Write the records below out again exactly as given, with no images.

SOURCE MATERIAL
***

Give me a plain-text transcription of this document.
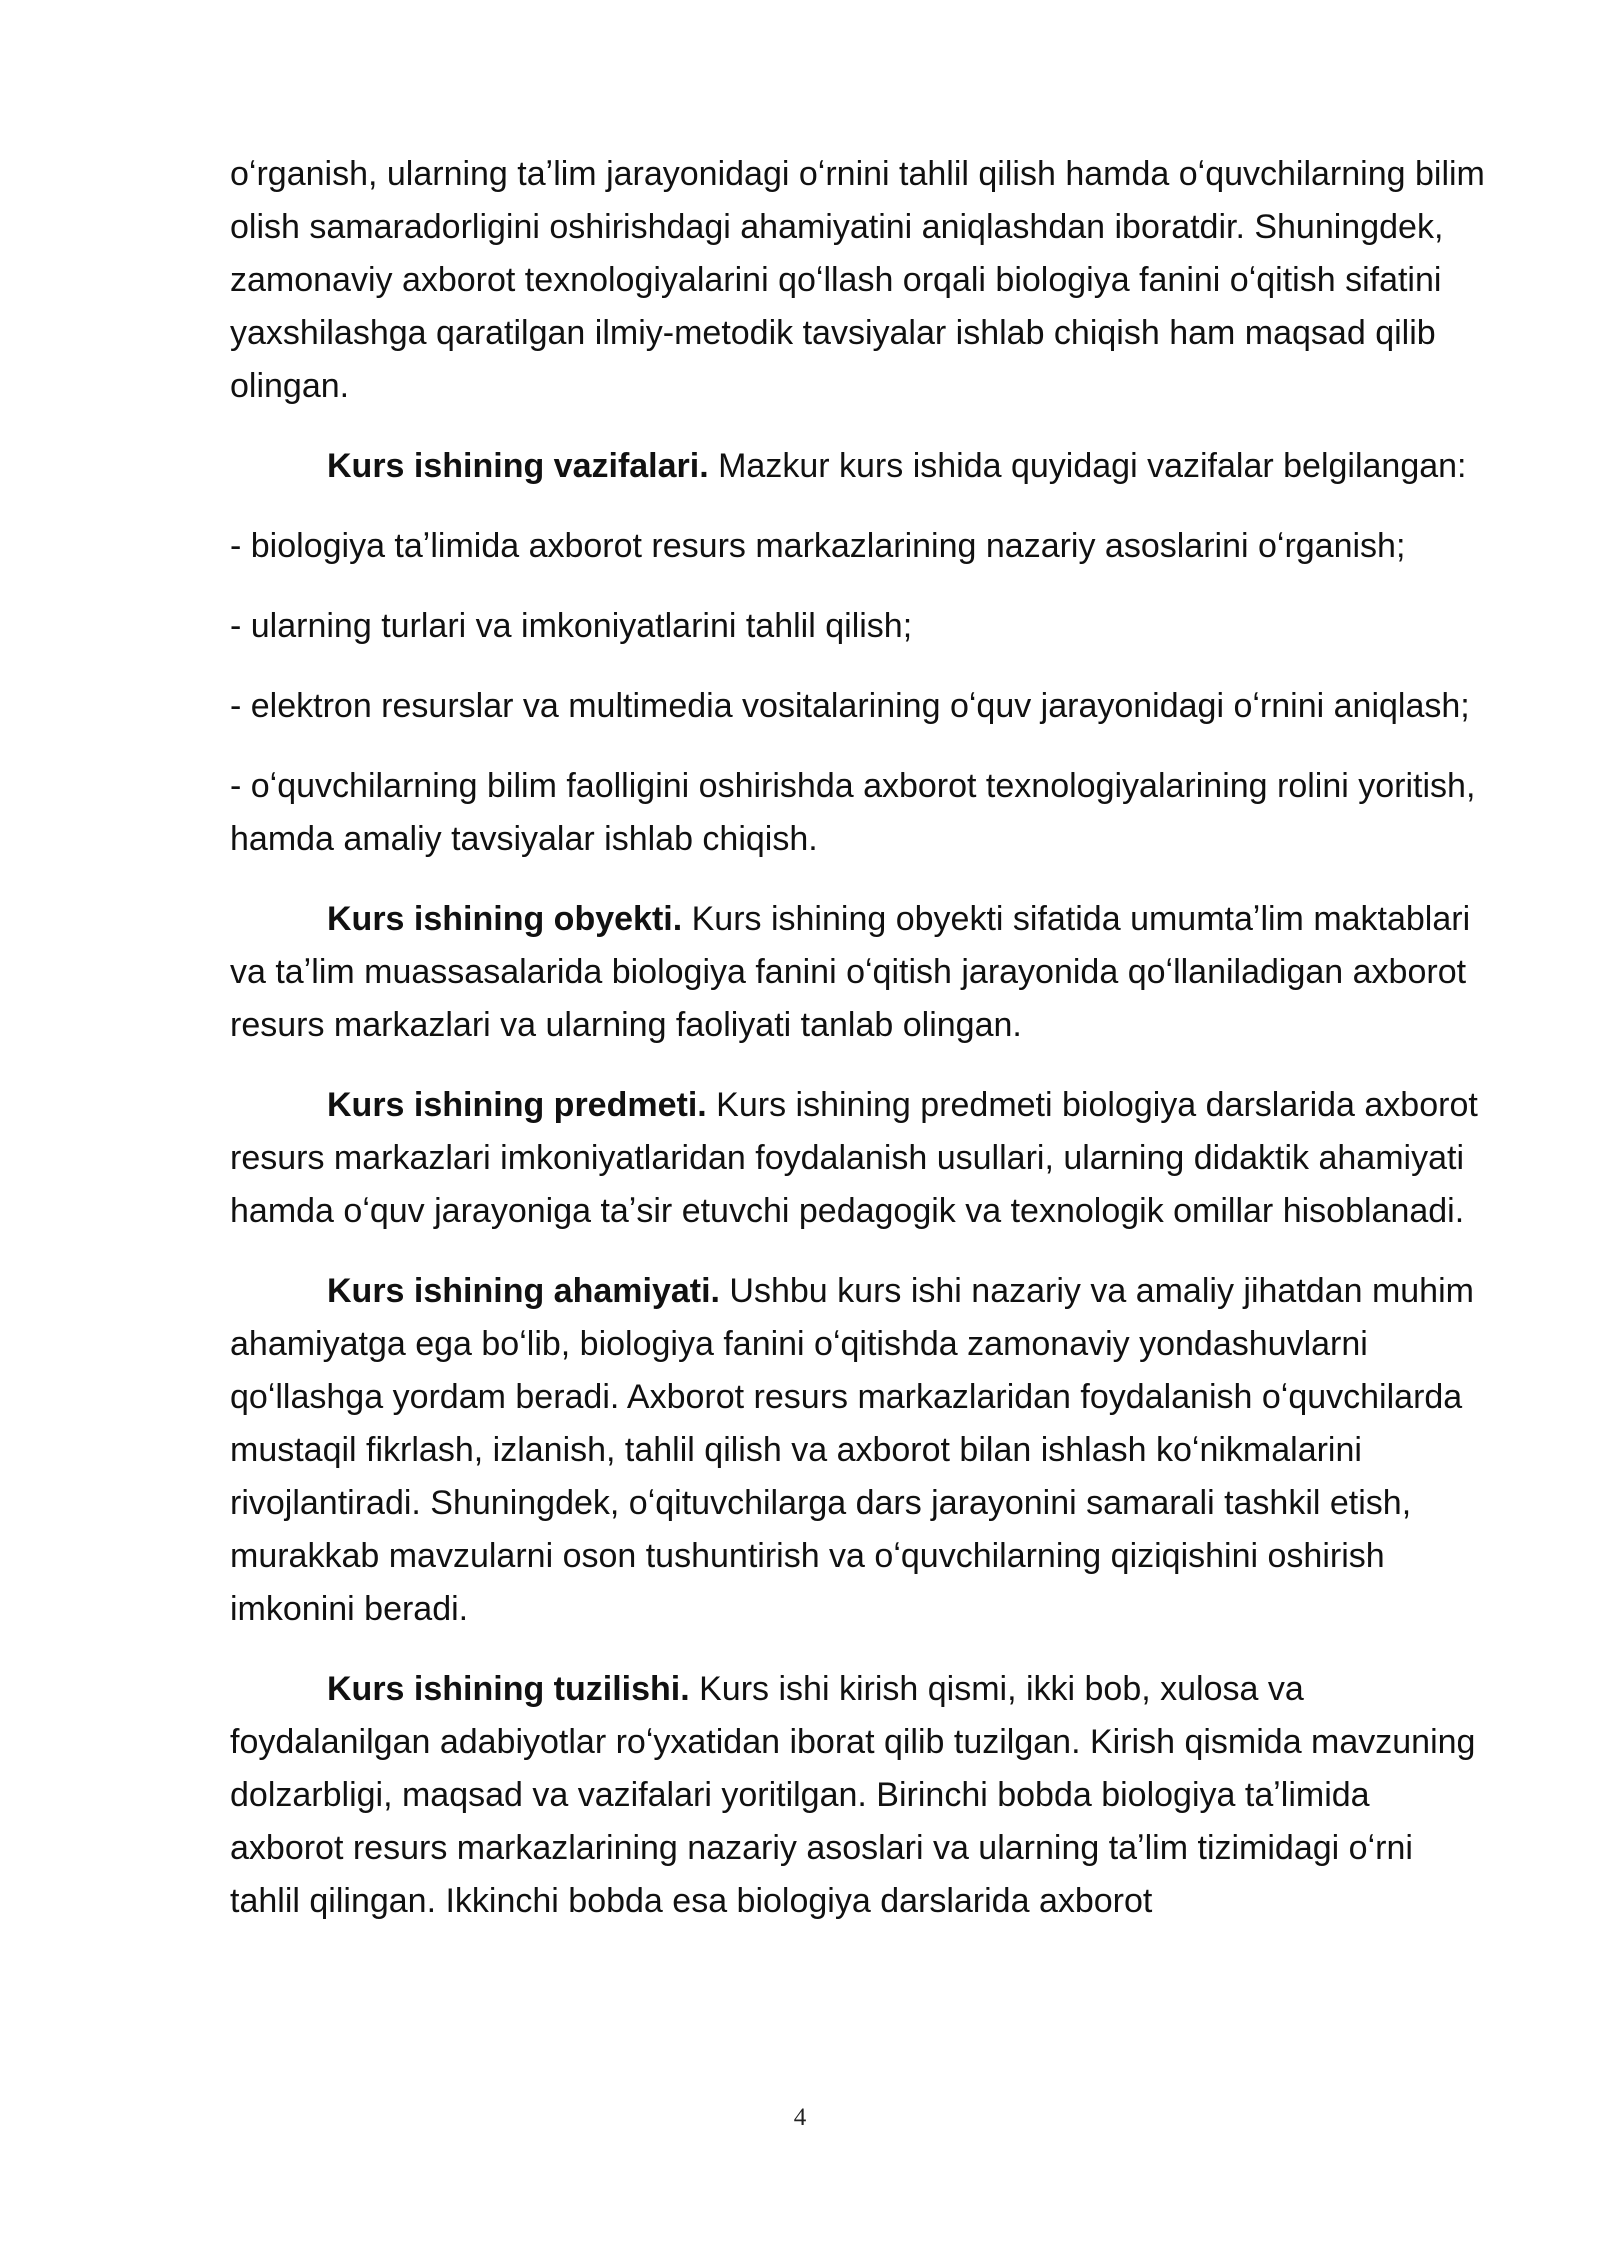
oʻrganish, ularning taʼlim jarayonidagi oʻrnini tahlil qilish hamda oʻquvchilarning bilim olish samaradorligini oshirishdagi ahamiyatini aniqlashdan iboratdir. Shuningdek, zamonaviy axborot texnologiyalarini qoʻllash orqali biologiya fanini oʻqitish sifatini yaxshilashga qaratilgan ilmiy-metodik tavsiyalar ishlab chiqish ham maqsad qilib olingan.

Kurs ishining vazifalari. Mazkur kurs ishida quyidagi vazifalar belgilangan:

- biologiya taʼlimida axborot resurs markazlarining nazariy asoslarini oʻrganish;

- ularning turlari va imkoniyatlarini tahlil qilish;

- elektron resurslar va multimedia vositalarining oʻquv jarayonidagi oʻrnini aniqlash;

- oʻquvchilarning bilim faolligini oshirishda axborot texnologiyalarining rolini yoritish, hamda amaliy tavsiyalar ishlab chiqish.

Kurs ishining obyekti. Kurs ishining obyekti sifatida umumtaʼlim maktablari va taʼlim muassasalarida biologiya fanini oʻqitish jarayonida qoʻllaniladigan axborot resurs markazlari va ularning faoliyati tanlab olingan.

Kurs ishining predmeti. Kurs ishining predmeti biologiya darslarida axborot resurs markazlari imkoniyatlaridan foydalanish usullari, ularning didaktik ahamiyati hamda oʻquv jarayoniga taʼsir etuvchi pedagogik va texnologik omillar hisoblanadi.

Kurs ishining ahamiyati. Ushbu kurs ishi nazariy va amaliy jihatdan muhim ahamiyatga ega boʻlib, biologiya fanini oʻqitishda zamonaviy yondashuvlarni qoʻllashga yordam beradi. Axborot resurs markazlaridan foydalanish oʻquvchilarda mustaqil fikrlash, izlanish, tahlil qilish va axborot bilan ishlash koʻnikmalarini rivojlantiradi. Shuningdek, oʻqituvchilarga dars jarayonini samarali tashkil etish, murakkab mavzularni oson tushuntirish va oʻquvchilarning qiziqishini oshirish imkonini beradi.

Kurs ishining tuzilishi. Kurs ishi kirish qismi, ikki bob, xulosa va foydalanilgan adabiyotlar roʻyxatidan iborat qilib tuzilgan. Kirish qismida mavzuning dolzarbligi, maqsad va vazifalari yoritilgan. Birinchi bobda biologiya taʼlimida axborot resurs markazlarining nazariy asoslari va ularning taʼlim tizimidagi oʻrni tahlil qilingan. Ikkinchi bobda esa biologiya darslarida axborot

4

***

TASK ANSWER
Give me a plain-text transcription of this document.
oʻrganish, ularning taʼlim jarayonidagi oʻrnini tahlil qilish hamda oʻquvchilarning bilim olish samaradorligini oshirishdagi ahamiyatini aniqlashdan iboratdir. Shuningdek, zamonaviy axborot texnologiyalarini qoʻllash orqali biologiya fanini oʻqitish sifatini yaxshilashga qaratilgan ilmiy-metodik tavsiyalar ishlab chiqish ham maqsad qilib olingan.

Kurs ishining vazifalari. Mazkur kurs ishida quyidagi vazifalar belgilangan:

- biologiya taʼlimida axborot resurs markazlarining nazariy asoslarini oʻrganish;

- ularning turlari va imkoniyatlarini tahlil qilish;

- elektron resurslar va multimedia vositalarining oʻquv jarayonidagi oʻrnini aniqlash;

- oʻquvchilarning bilim faolligini oshirishda axborot texnologiyalarining rolini yoritish, hamda amaliy tavsiyalar ishlab chiqish.

Kurs ishining obyekti. Kurs ishining obyekti sifatida umumtaʼlim maktablari va taʼlim muassasalarida biologiya fanini oʻqitish jarayonida qoʻllaniladigan axborot resurs markazlari va ularning faoliyati tanlab olingan.

Kurs ishining predmeti. Kurs ishining predmeti biologiya darslarida axborot resurs markazlari imkoniyatlaridan foydalanish usullari, ularning didaktik ahamiyati hamda oʻquv jarayoniga taʼsir etuvchi pedagogik va texnologik omillar hisoblanadi.

Kurs ishining ahamiyati. Ushbu kurs ishi nazariy va amaliy jihatdan muhim ahamiyatga ega boʻlib, biologiya fanini oʻqitishda zamonaviy yondashuvlarni qoʻllashga yordam beradi. Axborot resurs markazlaridan foydalanish oʻquvchilarda mustaqil fikrlash, izlanish, tahlil qilish va axborot bilan ishlash koʻnikmalarini rivojlantiradi. Shuningdek, oʻqituvchilarga dars jarayonini samarali tashkil etish, murakkab mavzularni oson tushuntirish va oʻquvchilarning qiziqishini oshirish imkonini beradi.

Kurs ishining tuzilishi. Kurs ishi kirish qismi, ikki bob, xulosa va foydalanilgan adabiyotlar roʻyxatidan iborat qilib tuzilgan. Kirish qismida mavzuning dolzarbligi, maqsad va vazifalari yoritilgan. Birinchi bobda biologiya taʼlimida axborot resurs markazlarining nazariy asoslari va ularning taʼlim tizimidagi oʻrni tahlil qilingan. Ikkinchi bobda esa biologiya darslarida axborot

4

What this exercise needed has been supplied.